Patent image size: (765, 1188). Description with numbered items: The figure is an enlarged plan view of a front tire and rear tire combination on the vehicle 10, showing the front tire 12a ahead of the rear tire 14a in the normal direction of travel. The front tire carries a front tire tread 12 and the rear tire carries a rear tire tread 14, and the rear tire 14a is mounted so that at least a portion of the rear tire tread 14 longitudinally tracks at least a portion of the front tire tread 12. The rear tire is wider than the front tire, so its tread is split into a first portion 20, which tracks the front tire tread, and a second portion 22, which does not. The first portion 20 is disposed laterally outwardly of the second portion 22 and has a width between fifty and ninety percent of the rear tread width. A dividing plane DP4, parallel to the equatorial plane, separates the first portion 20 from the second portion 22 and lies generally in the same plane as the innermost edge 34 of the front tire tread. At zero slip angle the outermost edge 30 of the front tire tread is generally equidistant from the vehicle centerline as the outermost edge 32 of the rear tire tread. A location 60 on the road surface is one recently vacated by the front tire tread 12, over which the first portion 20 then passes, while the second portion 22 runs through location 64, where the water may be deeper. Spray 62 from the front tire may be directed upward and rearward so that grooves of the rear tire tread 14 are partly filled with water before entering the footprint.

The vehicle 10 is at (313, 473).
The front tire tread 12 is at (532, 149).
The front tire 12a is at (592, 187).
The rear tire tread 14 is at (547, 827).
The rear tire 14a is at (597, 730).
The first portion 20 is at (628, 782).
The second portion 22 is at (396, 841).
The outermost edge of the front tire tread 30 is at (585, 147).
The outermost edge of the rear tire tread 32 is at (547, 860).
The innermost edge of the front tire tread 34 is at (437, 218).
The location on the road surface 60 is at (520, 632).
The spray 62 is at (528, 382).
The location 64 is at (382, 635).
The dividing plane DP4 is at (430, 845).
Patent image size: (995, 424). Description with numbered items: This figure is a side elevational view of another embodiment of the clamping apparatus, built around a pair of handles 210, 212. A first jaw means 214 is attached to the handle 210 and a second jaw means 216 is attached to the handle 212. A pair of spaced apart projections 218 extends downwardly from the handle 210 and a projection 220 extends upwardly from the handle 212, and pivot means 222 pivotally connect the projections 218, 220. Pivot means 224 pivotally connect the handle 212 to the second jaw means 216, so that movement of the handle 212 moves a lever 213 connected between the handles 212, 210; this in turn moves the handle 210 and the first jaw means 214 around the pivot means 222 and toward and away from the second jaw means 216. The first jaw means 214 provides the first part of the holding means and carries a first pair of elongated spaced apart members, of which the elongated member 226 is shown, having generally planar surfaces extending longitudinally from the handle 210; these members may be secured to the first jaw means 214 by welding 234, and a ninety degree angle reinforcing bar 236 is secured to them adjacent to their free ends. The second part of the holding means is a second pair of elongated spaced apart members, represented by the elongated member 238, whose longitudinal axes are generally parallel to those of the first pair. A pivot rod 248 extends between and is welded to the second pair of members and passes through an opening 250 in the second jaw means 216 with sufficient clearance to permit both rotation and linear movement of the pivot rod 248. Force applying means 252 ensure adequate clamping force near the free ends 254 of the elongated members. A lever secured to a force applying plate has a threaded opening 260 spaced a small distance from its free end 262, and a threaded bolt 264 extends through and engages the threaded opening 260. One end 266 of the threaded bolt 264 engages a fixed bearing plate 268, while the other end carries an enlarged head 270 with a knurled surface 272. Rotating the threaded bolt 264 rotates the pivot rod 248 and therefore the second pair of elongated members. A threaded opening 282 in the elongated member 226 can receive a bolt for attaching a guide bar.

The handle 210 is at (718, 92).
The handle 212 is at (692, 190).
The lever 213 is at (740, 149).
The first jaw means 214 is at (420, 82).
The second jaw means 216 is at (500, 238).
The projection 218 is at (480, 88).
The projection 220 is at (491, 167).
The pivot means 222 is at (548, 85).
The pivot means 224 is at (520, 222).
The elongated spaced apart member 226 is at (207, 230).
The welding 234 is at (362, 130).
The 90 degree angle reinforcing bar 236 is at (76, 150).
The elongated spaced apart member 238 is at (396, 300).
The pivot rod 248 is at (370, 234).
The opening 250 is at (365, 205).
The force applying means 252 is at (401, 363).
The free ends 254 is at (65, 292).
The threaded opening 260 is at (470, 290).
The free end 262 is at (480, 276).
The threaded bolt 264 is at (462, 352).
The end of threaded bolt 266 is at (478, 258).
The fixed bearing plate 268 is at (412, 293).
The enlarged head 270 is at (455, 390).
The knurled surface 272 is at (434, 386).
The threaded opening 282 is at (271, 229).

————

**Problem to solve:**
Please put all of the material above into a Markdown table with the columns "Row" and "Text", leaving out blank lines. Number the rows in order and place each line in the "Text" column.

**Exercise answer:**
| Row | Text |
|---|---|
| 1 | Patent image size: (765, 1188). Description with numbered items: The figure is an enlarged plan view of a front tire and rear tire combination on the vehicle 10, showing the front tire 12a ahead of the rear tire 14a in the normal direction of travel. The front tire carries a front tire tread 12 and the rear tire carries a rear tire tread 14, and the rear tire 14a is mounted so that at least a portion of the rear tire tread 14 longitudinally tracks at least a portion of the front tire tread 12. The rear tire is wider than the front tire, so its tread is split into a first portion 20, which tracks the front tire tread, and a second portion 22, which does not. The first portion 20 is disposed laterally outwardly of the second portion 22 and has a width between fifty and ninety percent of the rear tread width. A dividing plane DP4, parallel to the equatorial plane, separates the first portion 20 from the second portion 22 and lies generally in the same plane as the innermost edge 34 of the front tire tread. At zero slip angle the outermost edge 30 of the front tire tread is generally equidistant from the vehicle centerline as the outermost edge 32 of the rear tire tread. A location 60 on the road surface is one recently vacated by the front tire tread 12, over which the first portion 20 then passes, while the second portion 22 runs through location 64, where the water may be deeper. Spray 62 from the front tire may be directed upward and rearward so that grooves of the rear tire tread 14 are partly filled with water before entering the footprint. |
| 2 | The vehicle 10 is at (313, 473). |
| 3 | The front tire tread 12 is at (532, 149). |
| 4 | The front tire 12a is at (592, 187). |
| 5 | The rear tire tread 14 is at (547, 827). |
| 6 | The rear tire 14a is at (597, 730). |
| 7 | The first portion 20 is at (628, 782). |
| 8 | The second portion 22 is at (396, 841). |
| 9 | The outermost edge of the front tire tread 30 is at (585, 147). |
| 10 | The outermost edge of the rear tire tread 32 is at (547, 860). |
| 11 | The innermost edge of the front tire tread 34 is at (437, 218). |
| 12 | The location on the road surface 60 is at (520, 632). |
| 13 | The spray 62 is at (528, 382). |
| 14 | The location 64 is at (382, 635). |
| 15 | The dividing plane DP4 is at (430, 845). |
| 16 | Patent image size: (995, 424). Description with numbered items: This figure is a side elevational view of another embodiment of the clamping apparatus, built around a pair of handles 210, 212. A first jaw means 214 is attached to the handle 210 and a second jaw means 216 is attached to the handle 212. A pair of spaced apart projections 218 extends downwardly from the handle 210 and a projection 220 extends upwardly from the handle 212, and pivot means 222 pivotally connect the projections 218, 220. Pivot means 224 pivotally connect the handle 212 to the second jaw means 216, so that movement of the handle 212 moves a lever 213 connected between the handles 212, 210; this in turn moves the handle 210 and the first jaw means 214 around the pivot means 222 and toward and away from the second jaw means 216. The first jaw means 214 provides the first part of the holding means and carries a first pair of elongated spaced apart members, of which the elongated member 226 is shown, having generally planar surfaces extending longitudinally from the handle 210; these members may be secured to the first jaw means 214 by welding 234, and a ninety degree angle reinforcing bar 236 is secured to them adjacent to their free ends. The second part of the holding means is a second pair of elongated spaced apart members, represented by the elongated member 238, whose longitudinal axes are generally parallel to those of the first pair. A pivot rod 248 extends between and is welded to the second pair of members and passes through an opening 250 in the second jaw means 216 with sufficient clearance to permit both rotation and linear movement of the pivot rod 248. Force applying means 252 ensure adequate clamping force near the free ends 254 of the elongated members. A lever secured to a force applying plate has a threaded opening 260 spaced a small distance from its free end 262, and a threaded bolt 264 extends through and engages the threaded opening 260. One end 266 of the threaded bolt 264 engages a fixed bearing plate 268, while the other end carries an enlarged head 270 with a knurled surface 272. Rotating the threaded bolt 264 rotates the pivot rod 248 and therefore the second pair of elongated members. A threaded opening 282 in the elongated member 226 can receive a bolt for attaching a guide bar. |
| 17 | The handle 210 is at (718, 92). |
| 18 | The handle 212 is at (692, 190). |
| 19 | The lever 213 is at (740, 149). |
| 20 | The first jaw means 214 is at (420, 82). |
| 21 | The second jaw means 216 is at (500, 238). |
| 22 | The projection 218 is at (480, 88). |
| 23 | The projection 220 is at (491, 167). |
| 24 | The pivot means 222 is at (548, 85). |
| 25 | The pivot means 224 is at (520, 222). |
| 26 | The elongated spaced apart member 226 is at (207, 230). |
| 27 | The welding 234 is at (362, 130). |
| 28 | The 90 degree angle reinforcing bar 236 is at (76, 150). |
| 29 | The elongated spaced apart member 238 is at (396, 300). |
| 30 | The pivot rod 248 is at (370, 234). |
| 31 | The opening 250 is at (365, 205). |
| 32 | The force applying means 252 is at (401, 363). |
| 33 | The free ends 254 is at (65, 292). |
| 34 | The threaded opening 260 is at (470, 290). |
| 35 | The free end 262 is at (480, 276). |
| 36 | The threaded bolt 264 is at (462, 352). |
| 37 | The end of threaded bolt 266 is at (478, 258). |
| 38 | The fixed bearing plate 268 is at (412, 293). |
| 39 | The enlarged head 270 is at (455, 390). |
| 40 | The knurled surface 272 is at (434, 386). |
| 41 | The threaded opening 282 is at (271, 229). |